▸ **GIVEN PROBLEM**
Which lines below hold the word "ylabel"? Report each one.
** start of LISTING **
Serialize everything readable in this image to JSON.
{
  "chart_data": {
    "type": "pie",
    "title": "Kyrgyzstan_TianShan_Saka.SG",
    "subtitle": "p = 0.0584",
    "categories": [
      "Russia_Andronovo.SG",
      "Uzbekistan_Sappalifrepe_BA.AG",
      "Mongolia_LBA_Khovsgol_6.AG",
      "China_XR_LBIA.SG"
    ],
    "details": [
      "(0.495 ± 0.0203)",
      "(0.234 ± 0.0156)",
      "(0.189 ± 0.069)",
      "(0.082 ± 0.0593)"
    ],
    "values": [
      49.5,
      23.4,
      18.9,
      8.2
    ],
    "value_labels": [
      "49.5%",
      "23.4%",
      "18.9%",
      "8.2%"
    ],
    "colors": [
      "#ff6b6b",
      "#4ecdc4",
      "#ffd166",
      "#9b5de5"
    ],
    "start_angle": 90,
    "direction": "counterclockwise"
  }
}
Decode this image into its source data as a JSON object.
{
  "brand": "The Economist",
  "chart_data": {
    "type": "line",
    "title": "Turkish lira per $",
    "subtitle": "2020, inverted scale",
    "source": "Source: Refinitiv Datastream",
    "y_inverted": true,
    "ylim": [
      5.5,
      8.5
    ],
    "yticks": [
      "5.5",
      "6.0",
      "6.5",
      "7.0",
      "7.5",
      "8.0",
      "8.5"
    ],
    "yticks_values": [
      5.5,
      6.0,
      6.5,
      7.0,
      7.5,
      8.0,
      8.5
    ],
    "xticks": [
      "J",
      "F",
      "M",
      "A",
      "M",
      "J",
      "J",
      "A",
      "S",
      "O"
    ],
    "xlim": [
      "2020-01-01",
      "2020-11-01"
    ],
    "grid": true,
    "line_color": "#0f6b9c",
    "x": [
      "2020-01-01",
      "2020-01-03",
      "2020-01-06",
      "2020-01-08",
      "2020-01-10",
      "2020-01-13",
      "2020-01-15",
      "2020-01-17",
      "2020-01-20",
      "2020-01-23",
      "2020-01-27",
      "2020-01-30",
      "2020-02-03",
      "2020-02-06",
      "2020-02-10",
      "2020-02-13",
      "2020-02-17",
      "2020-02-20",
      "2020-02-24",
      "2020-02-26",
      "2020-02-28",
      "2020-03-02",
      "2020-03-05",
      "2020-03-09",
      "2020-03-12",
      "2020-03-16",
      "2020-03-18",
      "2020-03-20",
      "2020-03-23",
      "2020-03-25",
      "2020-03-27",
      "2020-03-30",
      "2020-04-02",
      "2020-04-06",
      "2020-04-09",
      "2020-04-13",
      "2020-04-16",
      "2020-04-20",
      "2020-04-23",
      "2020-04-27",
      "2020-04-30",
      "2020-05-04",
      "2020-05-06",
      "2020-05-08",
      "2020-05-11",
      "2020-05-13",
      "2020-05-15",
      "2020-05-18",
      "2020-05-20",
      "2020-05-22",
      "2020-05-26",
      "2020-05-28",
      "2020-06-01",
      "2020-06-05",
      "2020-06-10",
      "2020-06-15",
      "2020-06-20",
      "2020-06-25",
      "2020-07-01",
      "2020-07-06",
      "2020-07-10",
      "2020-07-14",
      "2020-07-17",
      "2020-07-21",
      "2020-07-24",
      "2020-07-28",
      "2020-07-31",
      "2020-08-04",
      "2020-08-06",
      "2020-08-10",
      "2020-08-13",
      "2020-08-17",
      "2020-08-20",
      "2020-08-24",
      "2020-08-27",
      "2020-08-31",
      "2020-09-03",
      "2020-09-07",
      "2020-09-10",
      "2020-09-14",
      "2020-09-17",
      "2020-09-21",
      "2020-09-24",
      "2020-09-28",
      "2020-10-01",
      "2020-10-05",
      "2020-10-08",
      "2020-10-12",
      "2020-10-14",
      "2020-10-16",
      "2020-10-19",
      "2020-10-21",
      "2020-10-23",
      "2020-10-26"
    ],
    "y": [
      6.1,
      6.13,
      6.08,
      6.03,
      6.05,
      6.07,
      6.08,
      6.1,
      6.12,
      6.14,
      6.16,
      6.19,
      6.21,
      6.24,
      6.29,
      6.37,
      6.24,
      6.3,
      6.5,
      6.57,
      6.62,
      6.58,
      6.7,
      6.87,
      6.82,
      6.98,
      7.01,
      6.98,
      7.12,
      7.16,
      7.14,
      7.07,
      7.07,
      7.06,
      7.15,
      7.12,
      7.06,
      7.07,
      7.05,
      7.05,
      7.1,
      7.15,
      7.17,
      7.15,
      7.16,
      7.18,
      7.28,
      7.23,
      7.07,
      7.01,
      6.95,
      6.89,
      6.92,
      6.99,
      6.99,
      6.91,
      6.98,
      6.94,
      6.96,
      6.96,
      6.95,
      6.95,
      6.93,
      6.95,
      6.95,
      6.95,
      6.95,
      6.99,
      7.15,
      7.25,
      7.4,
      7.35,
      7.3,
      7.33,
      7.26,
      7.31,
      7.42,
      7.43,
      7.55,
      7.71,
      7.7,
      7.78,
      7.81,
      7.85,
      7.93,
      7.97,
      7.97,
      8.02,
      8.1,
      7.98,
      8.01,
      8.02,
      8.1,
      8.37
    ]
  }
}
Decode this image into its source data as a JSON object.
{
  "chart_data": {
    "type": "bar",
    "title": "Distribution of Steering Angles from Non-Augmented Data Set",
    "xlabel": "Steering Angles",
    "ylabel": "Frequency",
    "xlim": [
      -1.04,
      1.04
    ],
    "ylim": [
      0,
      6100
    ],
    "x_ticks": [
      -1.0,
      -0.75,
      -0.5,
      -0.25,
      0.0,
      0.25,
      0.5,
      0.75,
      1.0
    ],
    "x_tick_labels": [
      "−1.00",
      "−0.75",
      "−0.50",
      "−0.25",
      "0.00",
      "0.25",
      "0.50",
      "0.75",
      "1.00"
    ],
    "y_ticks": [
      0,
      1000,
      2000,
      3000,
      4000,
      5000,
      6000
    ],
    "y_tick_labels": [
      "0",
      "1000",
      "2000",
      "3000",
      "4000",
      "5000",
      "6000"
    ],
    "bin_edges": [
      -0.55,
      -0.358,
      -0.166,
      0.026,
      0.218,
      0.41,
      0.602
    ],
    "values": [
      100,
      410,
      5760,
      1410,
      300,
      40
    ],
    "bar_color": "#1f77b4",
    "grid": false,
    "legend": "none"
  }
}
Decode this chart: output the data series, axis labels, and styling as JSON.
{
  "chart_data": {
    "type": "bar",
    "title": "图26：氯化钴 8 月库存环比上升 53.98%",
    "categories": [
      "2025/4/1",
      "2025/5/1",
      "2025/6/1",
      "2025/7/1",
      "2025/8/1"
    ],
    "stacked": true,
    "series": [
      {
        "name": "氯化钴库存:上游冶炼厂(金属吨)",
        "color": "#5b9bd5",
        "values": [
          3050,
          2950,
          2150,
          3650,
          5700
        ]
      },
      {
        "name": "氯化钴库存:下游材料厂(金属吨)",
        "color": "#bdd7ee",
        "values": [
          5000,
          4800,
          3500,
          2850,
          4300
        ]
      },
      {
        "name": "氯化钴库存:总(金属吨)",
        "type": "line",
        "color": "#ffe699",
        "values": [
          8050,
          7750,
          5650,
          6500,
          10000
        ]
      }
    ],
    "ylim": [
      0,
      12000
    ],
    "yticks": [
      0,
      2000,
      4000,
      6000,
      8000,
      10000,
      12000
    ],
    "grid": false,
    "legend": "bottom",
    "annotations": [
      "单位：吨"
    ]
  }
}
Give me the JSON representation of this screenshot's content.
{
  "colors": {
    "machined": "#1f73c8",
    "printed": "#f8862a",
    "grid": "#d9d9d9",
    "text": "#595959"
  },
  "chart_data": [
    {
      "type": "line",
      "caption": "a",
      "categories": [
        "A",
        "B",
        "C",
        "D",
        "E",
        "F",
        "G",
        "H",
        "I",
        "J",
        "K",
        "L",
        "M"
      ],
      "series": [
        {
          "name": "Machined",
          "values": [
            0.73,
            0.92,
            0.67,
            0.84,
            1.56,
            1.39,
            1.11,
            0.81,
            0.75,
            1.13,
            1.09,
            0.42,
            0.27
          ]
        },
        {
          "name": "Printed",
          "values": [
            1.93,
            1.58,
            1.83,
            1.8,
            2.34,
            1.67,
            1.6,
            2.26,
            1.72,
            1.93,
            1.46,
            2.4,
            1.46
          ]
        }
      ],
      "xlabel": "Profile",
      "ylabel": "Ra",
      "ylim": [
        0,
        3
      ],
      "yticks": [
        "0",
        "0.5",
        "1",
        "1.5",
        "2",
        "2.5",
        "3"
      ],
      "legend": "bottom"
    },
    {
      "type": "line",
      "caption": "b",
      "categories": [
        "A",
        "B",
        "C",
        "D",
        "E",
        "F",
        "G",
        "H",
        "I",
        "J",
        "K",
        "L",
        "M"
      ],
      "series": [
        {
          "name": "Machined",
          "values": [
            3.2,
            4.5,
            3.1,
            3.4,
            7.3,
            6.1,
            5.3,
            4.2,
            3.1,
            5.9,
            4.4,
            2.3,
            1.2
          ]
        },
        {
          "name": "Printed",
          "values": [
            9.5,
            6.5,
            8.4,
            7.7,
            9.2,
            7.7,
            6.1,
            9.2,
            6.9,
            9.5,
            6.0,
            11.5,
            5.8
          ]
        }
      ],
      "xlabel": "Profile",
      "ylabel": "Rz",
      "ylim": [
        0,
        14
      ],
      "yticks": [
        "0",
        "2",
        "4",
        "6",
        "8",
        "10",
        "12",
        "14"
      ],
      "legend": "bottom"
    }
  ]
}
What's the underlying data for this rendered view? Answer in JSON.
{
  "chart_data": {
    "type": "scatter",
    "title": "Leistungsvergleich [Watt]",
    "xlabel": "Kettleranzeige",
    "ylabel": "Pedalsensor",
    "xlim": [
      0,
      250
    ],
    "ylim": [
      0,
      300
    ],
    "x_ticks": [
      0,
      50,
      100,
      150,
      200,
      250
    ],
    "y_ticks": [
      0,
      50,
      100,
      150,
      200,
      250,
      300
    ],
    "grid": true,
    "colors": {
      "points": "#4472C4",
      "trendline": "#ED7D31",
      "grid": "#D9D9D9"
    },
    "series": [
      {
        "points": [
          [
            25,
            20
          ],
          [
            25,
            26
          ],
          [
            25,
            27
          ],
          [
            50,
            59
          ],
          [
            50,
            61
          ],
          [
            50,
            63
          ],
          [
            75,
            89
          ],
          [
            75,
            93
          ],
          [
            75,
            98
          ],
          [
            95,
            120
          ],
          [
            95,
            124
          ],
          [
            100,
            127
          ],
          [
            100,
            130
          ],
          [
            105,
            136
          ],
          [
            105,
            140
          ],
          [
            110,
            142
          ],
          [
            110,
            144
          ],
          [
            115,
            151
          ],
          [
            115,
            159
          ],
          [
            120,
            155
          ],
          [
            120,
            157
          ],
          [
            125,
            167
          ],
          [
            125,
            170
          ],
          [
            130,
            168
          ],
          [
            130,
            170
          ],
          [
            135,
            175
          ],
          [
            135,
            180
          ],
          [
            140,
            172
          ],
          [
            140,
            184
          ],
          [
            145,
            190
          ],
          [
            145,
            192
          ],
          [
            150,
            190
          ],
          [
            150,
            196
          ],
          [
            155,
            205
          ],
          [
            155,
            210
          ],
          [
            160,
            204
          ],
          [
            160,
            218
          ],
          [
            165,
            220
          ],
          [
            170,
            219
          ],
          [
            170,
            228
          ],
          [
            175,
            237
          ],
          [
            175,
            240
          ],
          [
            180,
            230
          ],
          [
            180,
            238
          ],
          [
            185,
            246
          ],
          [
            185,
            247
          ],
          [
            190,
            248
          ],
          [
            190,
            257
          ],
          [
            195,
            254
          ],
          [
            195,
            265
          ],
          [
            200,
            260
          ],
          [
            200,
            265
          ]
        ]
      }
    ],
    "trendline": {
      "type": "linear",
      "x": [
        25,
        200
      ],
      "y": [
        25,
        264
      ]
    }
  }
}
** end of LISTING **
▸ **EXERCISE OUTPUT**
    "ylabel": "Frequency",
      "ylabel": "Ra",
      "ylabel": "Rz",
    "ylabel": "Pedalsensor",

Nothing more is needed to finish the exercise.